### Material for this exercise
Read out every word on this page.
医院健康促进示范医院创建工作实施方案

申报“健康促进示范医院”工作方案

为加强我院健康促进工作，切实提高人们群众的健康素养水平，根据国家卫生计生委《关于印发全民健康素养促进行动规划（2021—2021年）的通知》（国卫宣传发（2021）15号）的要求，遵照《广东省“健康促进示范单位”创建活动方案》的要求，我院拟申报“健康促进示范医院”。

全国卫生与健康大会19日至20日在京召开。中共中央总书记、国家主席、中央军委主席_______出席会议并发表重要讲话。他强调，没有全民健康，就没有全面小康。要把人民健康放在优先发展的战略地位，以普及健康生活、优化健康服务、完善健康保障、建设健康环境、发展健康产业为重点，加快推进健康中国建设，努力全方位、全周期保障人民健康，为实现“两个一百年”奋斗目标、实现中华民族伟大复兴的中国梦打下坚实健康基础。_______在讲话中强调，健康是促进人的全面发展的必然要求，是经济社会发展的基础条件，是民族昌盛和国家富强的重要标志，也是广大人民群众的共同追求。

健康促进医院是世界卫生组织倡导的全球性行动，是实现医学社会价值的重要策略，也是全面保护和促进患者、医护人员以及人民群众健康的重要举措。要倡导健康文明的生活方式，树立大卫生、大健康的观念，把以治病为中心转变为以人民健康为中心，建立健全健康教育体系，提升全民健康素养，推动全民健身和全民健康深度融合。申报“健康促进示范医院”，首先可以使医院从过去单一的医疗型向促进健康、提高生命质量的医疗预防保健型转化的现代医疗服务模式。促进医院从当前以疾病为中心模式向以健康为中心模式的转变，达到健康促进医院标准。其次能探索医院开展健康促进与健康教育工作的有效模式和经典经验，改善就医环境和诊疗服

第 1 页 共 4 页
######
## Exercise goal
Set down all of the data above, word for word.

## Written solution
Read out every word on this page.
医院健康促进示范医院创建工作实施方案

申报“健康促进示范医院”工作方案

为加强我院健康促进工作，切实提高人们群众的健康素养水平，根据国家卫生计生委《关于印发全民健康素养促进行动规划（2021—2021年）的通知》（国卫宣传发（2021）15号）的要求，遵照《广东省“健康促进示范单位”创建活动方案》的要求，我院拟申报“健康促进示范医院”。

全国卫生与健康大会19日至20日在京召开。中共中央总书记、国家主席、中央军委主席_______出席会议并发表重要讲话。他强调，没有全民健康，就没有全面小康。要把人民健康放在优先发展的战略地位，以普及健康生活、优化健康服务、完善健康保障、建设健康环境、发展健康产业为重点，加快推进健康中国建设，努力全方位、全周期保障人民健康，为实现“两个一百年”奋斗目标、实现中华民族伟大复兴的中国梦打下坚实健康基础。_______在讲话中强调，健康是促进人的全面发展的必然要求，是经济社会发展的基础条件，是民族昌盛和国家富强的重要标志，也是广大人民群众的共同追求。

健康促进医院是世界卫生组织倡导的全球性行动，是实现医学社会价值的重要策略，也是全面保护和促进患者、医护人员以及人民群众健康的重要举措。要倡导健康文明的生活方式，树立大卫生、大健康的观念，把以治病为中心转变为以人民健康为中心，建立健全健康教育体系，提升全民健康素养，推动全民健身和全民健康深度融合。申报“健康促进示范医院”，首先可以使医院从过去单一的医疗型向促进健康、提高生命质量的医疗预防保健型转化的现代医疗服务模式。促进医院从当前以疾病为中心模式向以健康为中心模式的转变，达到健康促进医院标准。其次能探索医院开展健康促进与健康教育工作的有效模式和经典经验，改善就医环境和诊疗服

第 1 页 共 4 页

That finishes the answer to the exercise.